### Direction
Below are records. Copy every line with "text" in it.

### The records
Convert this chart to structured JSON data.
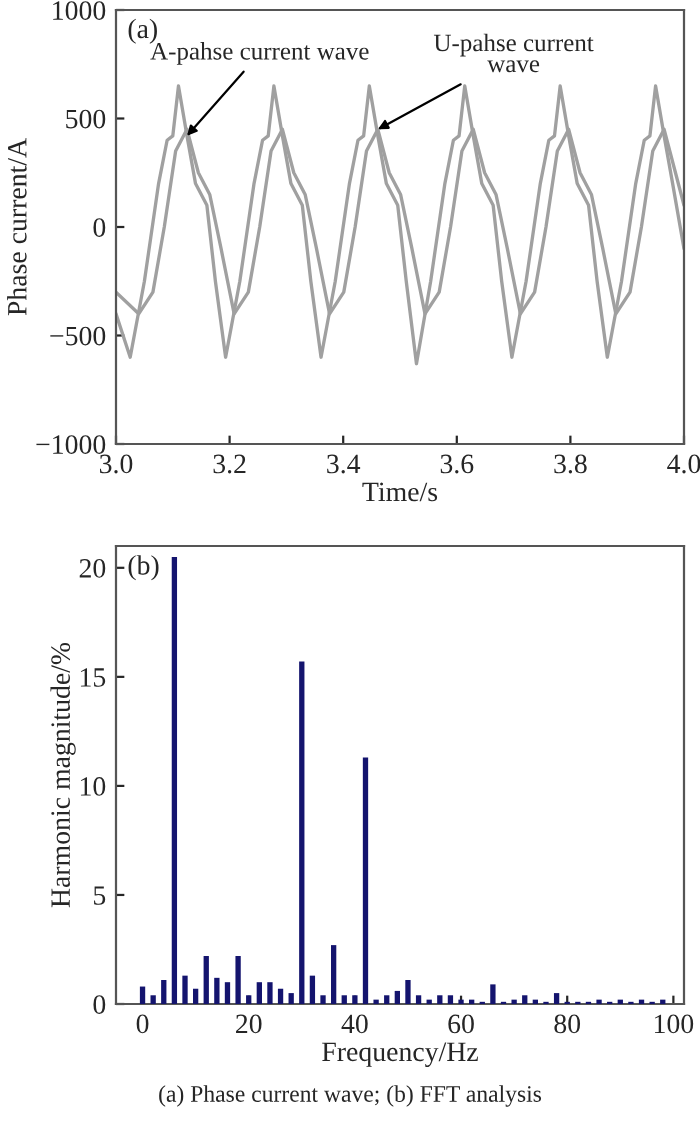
{
  "chart_data": [
    {
      "type": "line",
      "xlabel": "Time/s",
      "ylabel": "Phase current/A",
      "xlim": [
        3.0,
        4.0
      ],
      "ylim": [
        -1000,
        1000
      ],
      "xticks": [
        {
          "value": 3.0,
          "label": "3.0"
        },
        {
          "value": 3.2,
          "label": "3.2"
        },
        {
          "value": 3.4,
          "label": "3.4"
        },
        {
          "value": 3.6,
          "label": "3.6"
        },
        {
          "value": 3.8,
          "label": "3.8"
        },
        {
          "value": 4.0,
          "label": "4.0"
        }
      ],
      "yticks": [
        {
          "value": -1000,
          "label": "−1000"
        },
        {
          "value": -500,
          "label": "−500"
        },
        0,
        500,
        1000
      ],
      "grid": false,
      "legend": false,
      "series": [
        {
          "color": "#a0a0a0",
          "x": [
            3.0,
            3.025,
            3.05,
            3.075,
            3.09,
            3.1,
            3.11,
            3.125,
            3.14,
            3.16,
            3.175,
            3.193,
            3.218,
            3.243,
            3.258,
            3.268,
            3.278,
            3.293,
            3.308,
            3.328,
            3.343,
            3.361,
            3.386,
            3.411,
            3.426,
            3.436,
            3.446,
            3.461,
            3.476,
            3.496,
            3.511,
            3.529,
            3.554,
            3.579,
            3.594,
            3.604,
            3.614,
            3.629,
            3.644,
            3.664,
            3.679,
            3.697,
            3.722,
            3.747,
            3.762,
            3.772,
            3.782,
            3.797,
            3.812,
            3.832,
            3.847,
            3.865,
            3.89,
            3.915,
            3.93,
            3.94,
            3.95,
            3.965,
            3.98,
            4.0
          ],
          "values": [
            -400,
            -600,
            -250,
            200,
            400,
            420,
            650,
            420,
            200,
            100,
            -250,
            -600,
            -250,
            200,
            400,
            420,
            650,
            420,
            200,
            100,
            -250,
            -600,
            -250,
            200,
            400,
            420,
            650,
            420,
            200,
            100,
            -250,
            -630,
            -250,
            200,
            400,
            420,
            650,
            420,
            200,
            100,
            -250,
            -600,
            -250,
            200,
            400,
            420,
            650,
            420,
            200,
            100,
            -250,
            -600,
            -250,
            200,
            400,
            420,
            650,
            420,
            200,
            -100
          ]
        },
        {
          "color": "#a0a0a0",
          "x": [
            3.0,
            3.04,
            3.065,
            3.085,
            3.105,
            3.125,
            3.145,
            3.165,
            3.185,
            3.208,
            3.233,
            3.253,
            3.273,
            3.293,
            3.313,
            3.333,
            3.353,
            3.376,
            3.401,
            3.421,
            3.441,
            3.461,
            3.481,
            3.501,
            3.521,
            3.544,
            3.569,
            3.589,
            3.609,
            3.629,
            3.649,
            3.669,
            3.689,
            3.712,
            3.737,
            3.757,
            3.777,
            3.797,
            3.817,
            3.837,
            3.857,
            3.88,
            3.905,
            3.925,
            3.945,
            3.965,
            3.985,
            4.0
          ],
          "values": [
            -300,
            -400,
            -300,
            0,
            350,
            450,
            250,
            150,
            -100,
            -400,
            -300,
            0,
            350,
            450,
            250,
            150,
            -100,
            -400,
            -300,
            0,
            350,
            450,
            250,
            150,
            -100,
            -400,
            -300,
            0,
            350,
            450,
            250,
            150,
            -100,
            -400,
            -300,
            0,
            350,
            450,
            250,
            150,
            -100,
            -400,
            -300,
            0,
            350,
            450,
            250,
            100
          ]
        }
      ],
      "annotations": [
        "(a)",
        {
          "text": "A-pahse current wave",
          "x": 3.125,
          "y": 420
        },
        {
          "text": "U-pahse current\nwave",
          "x": 3.461,
          "y": 450
        }
      ]
    },
    {
      "type": "bar",
      "xlabel": "Frequency/Hz",
      "ylabel": "Harmonic magnitude/%",
      "xlim": [
        -5,
        102
      ],
      "ylim": [
        0,
        21
      ],
      "xticks": [
        0,
        20,
        40,
        60,
        80,
        100
      ],
      "yticks": [
        0,
        5,
        10,
        15,
        20
      ],
      "grid": false,
      "legend": false,
      "color": "#14146e",
      "x": [
        0,
        2,
        4,
        6,
        8,
        10,
        12,
        14,
        16,
        18,
        20,
        22,
        24,
        26,
        28,
        30,
        32,
        34,
        36,
        38,
        40,
        42,
        44,
        46,
        48,
        50,
        52,
        54,
        56,
        58,
        60,
        62,
        64,
        66,
        68,
        70,
        72,
        74,
        76,
        78,
        80,
        82,
        84,
        86,
        88,
        90,
        92,
        94,
        96,
        98
      ],
      "values": [
        0.8,
        0.4,
        1.1,
        20.5,
        1.3,
        0.7,
        2.2,
        1.2,
        1.0,
        2.2,
        0.4,
        1.0,
        1.0,
        0.7,
        0.5,
        15.7,
        1.3,
        0.4,
        2.7,
        0.4,
        0.4,
        11.3,
        0.2,
        0.4,
        0.6,
        1.1,
        0.4,
        0.2,
        0.4,
        0.4,
        0.2,
        0.2,
        0.1,
        0.9,
        0.1,
        0.2,
        0.4,
        0.2,
        0.1,
        0.5,
        0.1,
        0.1,
        0.1,
        0.2,
        0.1,
        0.2,
        0.1,
        0.2,
        0.1,
        0.2
      ],
      "annotations": [
        "(b)",
        "(a) Phase current wave; (b) FFT analysis"
      ]
    }
  ]
}
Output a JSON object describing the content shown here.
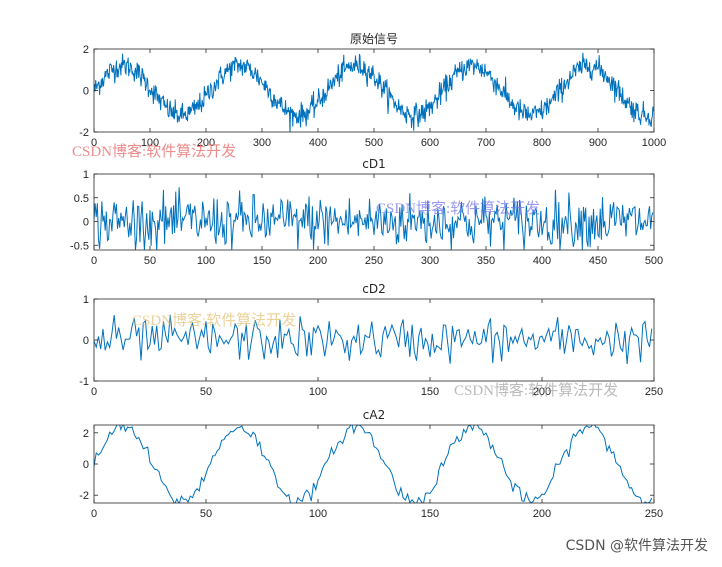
{
  "watermarks": {
    "csdn_1": "CSDN博客:软件算法开发",
    "csdn_2": "CSDN博客:软件算法开发",
    "csdn_3": "CSDN博客:软件算法开发",
    "csdn_4": "CSDN博客:软件算法开发"
  },
  "footer": {
    "text": "CSDN @软件算法开发"
  },
  "colors": {
    "line": "#0072bd",
    "axis": "#262626",
    "background": "#ffffff"
  },
  "chart_data": [
    {
      "type": "line",
      "title": "原始信号",
      "xlim": [
        0,
        1000
      ],
      "ylim": [
        -2,
        2
      ],
      "xticks": [
        0,
        100,
        200,
        300,
        400,
        500,
        600,
        700,
        800,
        900,
        1000
      ],
      "yticks": [
        -2,
        0,
        2
      ],
      "grid": false,
      "series": [
        {
          "n": 1000,
          "shape": "sine",
          "period": 208,
          "phase": 0,
          "amplitude": 1.0,
          "noise_std": 0.28,
          "peaks_x": [
            52,
            260,
            468,
            676,
            884
          ],
          "peak_y": 1.4,
          "trough_y": -1.3
        }
      ]
    },
    {
      "type": "line",
      "title": "cD1",
      "xlim": [
        0,
        500
      ],
      "ylim": [
        -0.6,
        1
      ],
      "xticks": [
        0,
        50,
        100,
        150,
        200,
        250,
        300,
        350,
        400,
        450,
        500
      ],
      "yticks": [
        -0.5,
        0,
        0.5,
        1
      ],
      "grid": false,
      "series": [
        {
          "n": 500,
          "shape": "noise",
          "noise_std": 0.28,
          "clip": [
            -0.6,
            0.72
          ]
        }
      ]
    },
    {
      "type": "line",
      "title": "cD2",
      "xlim": [
        0,
        250
      ],
      "ylim": [
        -1,
        1
      ],
      "xticks": [
        0,
        50,
        100,
        150,
        200,
        250
      ],
      "yticks": [
        -1,
        0,
        1
      ],
      "grid": false,
      "series": [
        {
          "n": 250,
          "shape": "noise",
          "noise_std": 0.26,
          "clip": [
            -0.75,
            0.75
          ]
        }
      ]
    },
    {
      "type": "line",
      "title": "cA2",
      "xlim": [
        0,
        250
      ],
      "ylim": [
        -2.5,
        2.5
      ],
      "xticks": [
        0,
        50,
        100,
        150,
        200,
        250
      ],
      "yticks": [
        -2,
        0,
        2
      ],
      "grid": false,
      "series": [
        {
          "n": 250,
          "shape": "sine",
          "period": 52,
          "phase": 0,
          "amplitude": 2.0,
          "noise_std": 0.22,
          "peaks_x": [
            13,
            65,
            117,
            169,
            221
          ],
          "peak_y": 2.2,
          "trough_y": -2.4
        }
      ]
    }
  ]
}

### Task result
          "text": "A-pahse current wave",
          "text": "U-pahse current\nwave",
    "text": "CSDN @软件算法开发"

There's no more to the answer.